REQUIRED TASKS:
a: List every person named in the article on OpenAI's reported smart speaker.
b: Rewrite the article on OpenAI's reported smart speaker from "OpenAI Reportedly Developing" to "into household devices.", replacing "OpenAI" with "the company" throughout.
c: Answer these questions using the article on OpenAI's reported smart speaker.
(i) What is the reported target price range for the smart speaker?
(ii) What does the "o" in GPT-4o stand for?
(iii) How many employees are reportedly dedicated to OpenAI's hardware initiative?

====== TEXT PROVIDED

OpenAI Reportedly Developing Smart Speaker with Camera
OpenAI is tipped to be developing an AI-powered smart speaker that includes a camera. While details are scarce, the device would enable multimodal interactions combining voice and vision. This move could signal a broader industry trend toward embedding conversational and perceptual AI into household devices.
- The project is a collaboration between OpenAI CEO Sam Altman and Jony Ive, the former chief design officer at Apple, with the goal of creating the "iPhone of artificial intelligence". The venture is reportedly in discussions for up to $1 billion in funding, with SoftBank CEO Masayoshi Son being a key party in the talks. - This device would be powered by a multimodal AI model, likely an evolution of OpenAI's GPT-4o, which is designed to process and generate information across text, audio, and image inputs simultaneously. The "o" in GPT-4o stands for "omni," and it can respond to audio prompts in as little as 0.3 seconds on average. - The camera's reported function is to gather contextual information about the user's surroundings, such as identifying objects on a table. It may also incorporate a facial recognition feature similar to Apple's Face ID to authenticate purchases. - A key design goal is to create a more natural and intuitive user interface for AI that is less reliant on screens. Ive has previously expressed concerns about the compulsive nature of smartphone use and sees this as an opportunity for a new interaction paradigm. - The AI is intended to be proactive rather than just reactive. For example, it might observe a user staying up late before an early meeting and suggest they go to bed. - This smart speaker is reportedly the first of several hardware products being explored by OpenAI, with a team of over 200 employees dedicated to the initiative. Other devices in early development include smart glasses and a smart lamp. - The target price for the smart speaker is reportedly between $200 and $300, with a potential launch date in early 2027 at the earliest. - The inclusion of an always-on camera and microphone inherently raises significant privacy concerns, which could be a major hurdle for consumer adoption compared to traditional audio-only smart speakers.

============
====== SUPPLIED ENTRIES

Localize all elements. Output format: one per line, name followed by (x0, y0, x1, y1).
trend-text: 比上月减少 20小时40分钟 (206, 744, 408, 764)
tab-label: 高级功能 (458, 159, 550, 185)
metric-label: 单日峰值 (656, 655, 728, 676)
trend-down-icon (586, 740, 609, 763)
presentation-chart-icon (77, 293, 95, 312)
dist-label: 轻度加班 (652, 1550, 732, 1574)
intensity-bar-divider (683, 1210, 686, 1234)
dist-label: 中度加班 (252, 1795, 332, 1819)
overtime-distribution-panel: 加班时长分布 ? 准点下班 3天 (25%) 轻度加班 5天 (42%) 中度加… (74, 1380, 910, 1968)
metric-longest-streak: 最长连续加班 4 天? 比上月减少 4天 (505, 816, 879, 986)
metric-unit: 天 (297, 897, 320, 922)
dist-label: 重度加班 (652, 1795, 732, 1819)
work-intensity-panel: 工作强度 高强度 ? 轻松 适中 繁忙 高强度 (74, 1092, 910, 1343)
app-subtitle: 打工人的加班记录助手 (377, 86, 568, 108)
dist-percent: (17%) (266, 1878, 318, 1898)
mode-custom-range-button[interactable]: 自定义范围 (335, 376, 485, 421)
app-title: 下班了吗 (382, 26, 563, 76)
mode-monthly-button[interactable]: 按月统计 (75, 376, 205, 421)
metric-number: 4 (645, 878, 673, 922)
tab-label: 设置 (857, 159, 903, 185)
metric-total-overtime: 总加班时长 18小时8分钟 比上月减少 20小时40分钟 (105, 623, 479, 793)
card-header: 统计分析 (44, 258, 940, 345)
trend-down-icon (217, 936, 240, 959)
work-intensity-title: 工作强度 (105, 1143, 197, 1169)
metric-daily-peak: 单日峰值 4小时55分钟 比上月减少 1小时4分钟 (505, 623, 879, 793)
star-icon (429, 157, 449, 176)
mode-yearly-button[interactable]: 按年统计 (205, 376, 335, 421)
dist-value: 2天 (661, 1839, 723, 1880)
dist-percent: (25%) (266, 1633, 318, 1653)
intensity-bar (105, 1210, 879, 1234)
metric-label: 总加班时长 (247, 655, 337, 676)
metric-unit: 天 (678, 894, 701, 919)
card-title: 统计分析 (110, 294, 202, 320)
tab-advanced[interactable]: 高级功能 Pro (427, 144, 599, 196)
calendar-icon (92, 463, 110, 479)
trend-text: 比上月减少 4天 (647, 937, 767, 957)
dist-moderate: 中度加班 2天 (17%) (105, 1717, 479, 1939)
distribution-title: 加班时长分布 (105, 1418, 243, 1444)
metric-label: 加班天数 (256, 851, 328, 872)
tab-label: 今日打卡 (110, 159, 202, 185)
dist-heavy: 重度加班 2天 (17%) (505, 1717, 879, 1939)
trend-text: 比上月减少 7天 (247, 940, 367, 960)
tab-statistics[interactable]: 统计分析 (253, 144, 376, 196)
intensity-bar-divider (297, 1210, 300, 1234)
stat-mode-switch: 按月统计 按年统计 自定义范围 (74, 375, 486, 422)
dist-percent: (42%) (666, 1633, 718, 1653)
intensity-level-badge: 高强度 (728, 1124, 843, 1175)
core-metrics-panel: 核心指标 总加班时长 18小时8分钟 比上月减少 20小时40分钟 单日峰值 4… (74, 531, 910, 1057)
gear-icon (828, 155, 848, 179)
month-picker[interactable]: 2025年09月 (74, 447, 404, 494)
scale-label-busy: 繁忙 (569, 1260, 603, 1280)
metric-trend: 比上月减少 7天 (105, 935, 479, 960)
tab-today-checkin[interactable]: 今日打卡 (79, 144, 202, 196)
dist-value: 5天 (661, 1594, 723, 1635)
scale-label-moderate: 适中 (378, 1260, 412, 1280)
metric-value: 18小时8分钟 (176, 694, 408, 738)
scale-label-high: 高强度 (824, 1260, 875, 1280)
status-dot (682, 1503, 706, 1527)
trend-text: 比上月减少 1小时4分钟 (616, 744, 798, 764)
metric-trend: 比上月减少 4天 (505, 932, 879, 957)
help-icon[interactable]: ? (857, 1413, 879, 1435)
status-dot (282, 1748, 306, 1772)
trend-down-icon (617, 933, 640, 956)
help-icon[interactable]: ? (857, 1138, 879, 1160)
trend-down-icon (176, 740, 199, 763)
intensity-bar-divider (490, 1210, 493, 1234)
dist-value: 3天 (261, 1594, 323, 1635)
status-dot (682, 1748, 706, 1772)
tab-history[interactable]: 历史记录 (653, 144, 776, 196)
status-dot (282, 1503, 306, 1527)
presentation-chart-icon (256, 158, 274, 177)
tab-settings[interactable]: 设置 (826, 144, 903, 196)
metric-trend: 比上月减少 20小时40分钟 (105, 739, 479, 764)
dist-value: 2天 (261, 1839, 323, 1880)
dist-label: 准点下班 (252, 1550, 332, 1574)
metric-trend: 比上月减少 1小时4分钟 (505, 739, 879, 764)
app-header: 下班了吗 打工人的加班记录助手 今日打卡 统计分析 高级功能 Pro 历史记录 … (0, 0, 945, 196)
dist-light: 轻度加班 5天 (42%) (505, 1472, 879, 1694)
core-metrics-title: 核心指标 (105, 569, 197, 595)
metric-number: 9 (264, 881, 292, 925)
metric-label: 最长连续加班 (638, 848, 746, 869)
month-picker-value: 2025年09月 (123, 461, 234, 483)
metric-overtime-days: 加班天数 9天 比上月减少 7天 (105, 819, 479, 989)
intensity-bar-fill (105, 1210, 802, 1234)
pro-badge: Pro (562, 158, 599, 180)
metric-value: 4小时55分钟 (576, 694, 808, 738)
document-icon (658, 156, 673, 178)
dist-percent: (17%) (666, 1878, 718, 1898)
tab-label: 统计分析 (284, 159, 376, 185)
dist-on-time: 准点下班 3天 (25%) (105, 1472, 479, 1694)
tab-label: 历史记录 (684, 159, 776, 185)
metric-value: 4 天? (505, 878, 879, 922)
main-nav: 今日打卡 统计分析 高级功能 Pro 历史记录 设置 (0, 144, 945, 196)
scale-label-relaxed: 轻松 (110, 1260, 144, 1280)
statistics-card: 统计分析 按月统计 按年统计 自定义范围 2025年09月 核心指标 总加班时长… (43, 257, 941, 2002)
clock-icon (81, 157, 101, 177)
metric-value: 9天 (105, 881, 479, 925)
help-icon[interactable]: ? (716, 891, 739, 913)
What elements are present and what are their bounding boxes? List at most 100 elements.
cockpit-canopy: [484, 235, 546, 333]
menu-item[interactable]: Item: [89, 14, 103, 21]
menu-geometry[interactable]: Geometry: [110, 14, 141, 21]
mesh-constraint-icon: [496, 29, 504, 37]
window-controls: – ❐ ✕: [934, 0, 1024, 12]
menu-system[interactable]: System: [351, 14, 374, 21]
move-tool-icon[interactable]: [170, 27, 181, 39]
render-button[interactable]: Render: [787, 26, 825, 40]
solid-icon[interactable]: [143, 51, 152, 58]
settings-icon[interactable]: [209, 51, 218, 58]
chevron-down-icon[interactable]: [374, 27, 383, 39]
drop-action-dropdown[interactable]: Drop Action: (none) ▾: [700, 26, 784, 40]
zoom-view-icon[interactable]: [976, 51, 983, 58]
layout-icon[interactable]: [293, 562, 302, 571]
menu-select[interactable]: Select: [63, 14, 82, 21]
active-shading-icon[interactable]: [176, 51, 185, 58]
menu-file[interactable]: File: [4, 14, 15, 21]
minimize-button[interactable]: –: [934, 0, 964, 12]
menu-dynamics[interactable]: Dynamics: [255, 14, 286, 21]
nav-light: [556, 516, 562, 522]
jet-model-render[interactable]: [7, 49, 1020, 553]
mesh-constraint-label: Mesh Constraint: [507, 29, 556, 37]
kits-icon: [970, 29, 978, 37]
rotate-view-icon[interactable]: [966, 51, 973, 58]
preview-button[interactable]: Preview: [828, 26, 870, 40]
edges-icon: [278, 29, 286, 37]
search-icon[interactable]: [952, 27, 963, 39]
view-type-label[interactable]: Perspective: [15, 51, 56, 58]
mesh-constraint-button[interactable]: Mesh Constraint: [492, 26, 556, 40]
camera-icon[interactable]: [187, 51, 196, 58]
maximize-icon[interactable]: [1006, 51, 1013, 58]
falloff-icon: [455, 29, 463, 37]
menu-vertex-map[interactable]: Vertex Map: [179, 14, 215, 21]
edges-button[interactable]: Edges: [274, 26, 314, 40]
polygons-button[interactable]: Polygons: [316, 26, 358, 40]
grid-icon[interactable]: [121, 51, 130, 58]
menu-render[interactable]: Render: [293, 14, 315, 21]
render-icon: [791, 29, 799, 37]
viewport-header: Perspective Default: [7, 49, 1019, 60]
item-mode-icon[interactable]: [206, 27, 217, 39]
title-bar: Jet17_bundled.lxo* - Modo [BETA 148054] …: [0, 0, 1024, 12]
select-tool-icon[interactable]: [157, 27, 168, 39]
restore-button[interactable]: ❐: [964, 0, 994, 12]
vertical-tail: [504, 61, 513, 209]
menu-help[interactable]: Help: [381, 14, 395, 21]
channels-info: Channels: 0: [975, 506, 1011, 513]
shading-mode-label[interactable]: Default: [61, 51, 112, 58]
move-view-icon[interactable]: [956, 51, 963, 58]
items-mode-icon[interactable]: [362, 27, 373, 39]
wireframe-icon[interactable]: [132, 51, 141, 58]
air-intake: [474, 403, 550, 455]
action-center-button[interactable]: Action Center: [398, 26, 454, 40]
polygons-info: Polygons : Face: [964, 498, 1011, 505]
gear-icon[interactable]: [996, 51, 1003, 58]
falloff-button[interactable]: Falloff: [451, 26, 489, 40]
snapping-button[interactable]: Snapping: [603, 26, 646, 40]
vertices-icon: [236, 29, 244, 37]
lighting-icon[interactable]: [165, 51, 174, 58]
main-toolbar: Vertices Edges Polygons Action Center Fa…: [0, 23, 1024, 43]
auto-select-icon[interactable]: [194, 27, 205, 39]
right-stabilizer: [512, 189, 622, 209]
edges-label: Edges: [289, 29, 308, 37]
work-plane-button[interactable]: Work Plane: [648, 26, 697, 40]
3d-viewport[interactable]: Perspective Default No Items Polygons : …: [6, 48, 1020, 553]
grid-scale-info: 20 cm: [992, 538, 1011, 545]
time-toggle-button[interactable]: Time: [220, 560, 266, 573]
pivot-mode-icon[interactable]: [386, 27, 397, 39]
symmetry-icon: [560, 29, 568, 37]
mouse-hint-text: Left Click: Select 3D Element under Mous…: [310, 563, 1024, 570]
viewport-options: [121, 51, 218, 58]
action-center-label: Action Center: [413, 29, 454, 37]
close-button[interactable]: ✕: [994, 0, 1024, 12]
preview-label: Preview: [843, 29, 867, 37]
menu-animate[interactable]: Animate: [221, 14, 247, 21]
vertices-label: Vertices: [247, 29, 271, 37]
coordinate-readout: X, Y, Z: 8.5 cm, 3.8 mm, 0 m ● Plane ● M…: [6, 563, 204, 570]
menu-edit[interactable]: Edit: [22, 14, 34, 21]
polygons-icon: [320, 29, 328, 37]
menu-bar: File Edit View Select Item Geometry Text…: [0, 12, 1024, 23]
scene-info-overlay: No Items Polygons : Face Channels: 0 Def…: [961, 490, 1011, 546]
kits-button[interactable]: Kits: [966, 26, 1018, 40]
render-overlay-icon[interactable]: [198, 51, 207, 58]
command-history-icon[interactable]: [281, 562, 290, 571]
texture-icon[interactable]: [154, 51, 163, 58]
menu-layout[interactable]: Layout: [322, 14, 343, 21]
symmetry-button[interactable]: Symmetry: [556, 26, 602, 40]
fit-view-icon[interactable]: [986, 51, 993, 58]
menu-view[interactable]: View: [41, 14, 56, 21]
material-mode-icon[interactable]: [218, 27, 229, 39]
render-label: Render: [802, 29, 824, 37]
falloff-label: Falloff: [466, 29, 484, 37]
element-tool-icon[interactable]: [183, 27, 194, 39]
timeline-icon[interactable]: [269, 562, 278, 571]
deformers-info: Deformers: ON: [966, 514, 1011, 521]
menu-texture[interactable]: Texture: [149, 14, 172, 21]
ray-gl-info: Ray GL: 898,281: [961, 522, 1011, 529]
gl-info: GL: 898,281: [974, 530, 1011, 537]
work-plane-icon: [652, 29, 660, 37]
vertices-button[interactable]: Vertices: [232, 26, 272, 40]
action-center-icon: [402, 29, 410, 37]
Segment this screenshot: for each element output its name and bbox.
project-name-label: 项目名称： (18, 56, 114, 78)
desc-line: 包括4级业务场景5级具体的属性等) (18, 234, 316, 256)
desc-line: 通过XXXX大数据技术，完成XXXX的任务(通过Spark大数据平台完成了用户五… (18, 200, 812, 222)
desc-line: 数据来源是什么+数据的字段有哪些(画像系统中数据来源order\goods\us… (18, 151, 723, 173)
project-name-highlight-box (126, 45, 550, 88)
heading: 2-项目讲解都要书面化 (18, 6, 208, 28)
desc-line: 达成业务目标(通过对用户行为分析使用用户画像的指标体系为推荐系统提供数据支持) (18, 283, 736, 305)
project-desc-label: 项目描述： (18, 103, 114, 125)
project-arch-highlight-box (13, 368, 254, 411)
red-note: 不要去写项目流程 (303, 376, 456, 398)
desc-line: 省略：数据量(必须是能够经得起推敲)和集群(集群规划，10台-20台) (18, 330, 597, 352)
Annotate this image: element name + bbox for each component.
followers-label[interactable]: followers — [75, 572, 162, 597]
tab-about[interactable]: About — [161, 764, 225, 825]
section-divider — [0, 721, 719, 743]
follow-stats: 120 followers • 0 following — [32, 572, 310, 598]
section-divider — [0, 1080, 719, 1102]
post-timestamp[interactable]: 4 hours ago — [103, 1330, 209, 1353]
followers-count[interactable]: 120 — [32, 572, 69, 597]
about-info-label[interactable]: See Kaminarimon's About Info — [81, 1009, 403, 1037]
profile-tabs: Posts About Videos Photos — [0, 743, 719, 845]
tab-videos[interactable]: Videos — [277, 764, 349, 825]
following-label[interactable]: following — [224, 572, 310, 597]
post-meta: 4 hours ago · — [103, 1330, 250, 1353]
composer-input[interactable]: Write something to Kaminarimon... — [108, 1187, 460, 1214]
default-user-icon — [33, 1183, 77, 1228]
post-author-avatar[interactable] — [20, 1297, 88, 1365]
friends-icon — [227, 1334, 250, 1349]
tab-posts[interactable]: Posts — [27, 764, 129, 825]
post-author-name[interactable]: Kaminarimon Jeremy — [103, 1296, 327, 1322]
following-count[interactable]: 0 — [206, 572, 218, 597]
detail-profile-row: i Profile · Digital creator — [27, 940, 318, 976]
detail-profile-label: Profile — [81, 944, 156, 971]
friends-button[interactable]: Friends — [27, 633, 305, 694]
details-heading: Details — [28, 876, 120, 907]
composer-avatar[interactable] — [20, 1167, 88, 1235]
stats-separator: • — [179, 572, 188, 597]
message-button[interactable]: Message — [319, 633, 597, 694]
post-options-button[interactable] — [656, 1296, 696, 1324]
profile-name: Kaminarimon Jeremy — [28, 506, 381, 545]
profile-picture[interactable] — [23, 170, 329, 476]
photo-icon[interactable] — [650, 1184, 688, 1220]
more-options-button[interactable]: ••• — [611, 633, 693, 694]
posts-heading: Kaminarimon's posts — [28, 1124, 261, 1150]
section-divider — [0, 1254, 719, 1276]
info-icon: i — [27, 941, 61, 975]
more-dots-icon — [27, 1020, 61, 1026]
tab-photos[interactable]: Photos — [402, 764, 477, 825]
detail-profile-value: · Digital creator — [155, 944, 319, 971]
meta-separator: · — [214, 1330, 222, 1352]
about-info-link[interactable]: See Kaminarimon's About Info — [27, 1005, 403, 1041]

============

TASK-BY-TASK ANSWERS:
a: Sam Altman, Jony Ive, Masayoshi Son

b:
the company Reportedly Developing Smart Speaker with Camera
the company is tipped to be developing an AI-powered smart speaker that includes a camera. While details are scarce, the device would enable multimodal interactions combining voice and vision. This move could signal a broader industry trend toward embedding conversational and perceptual AI into household devices.

c:
(i) Between $200 and $300
(ii) "Omni"
(iii) Over 200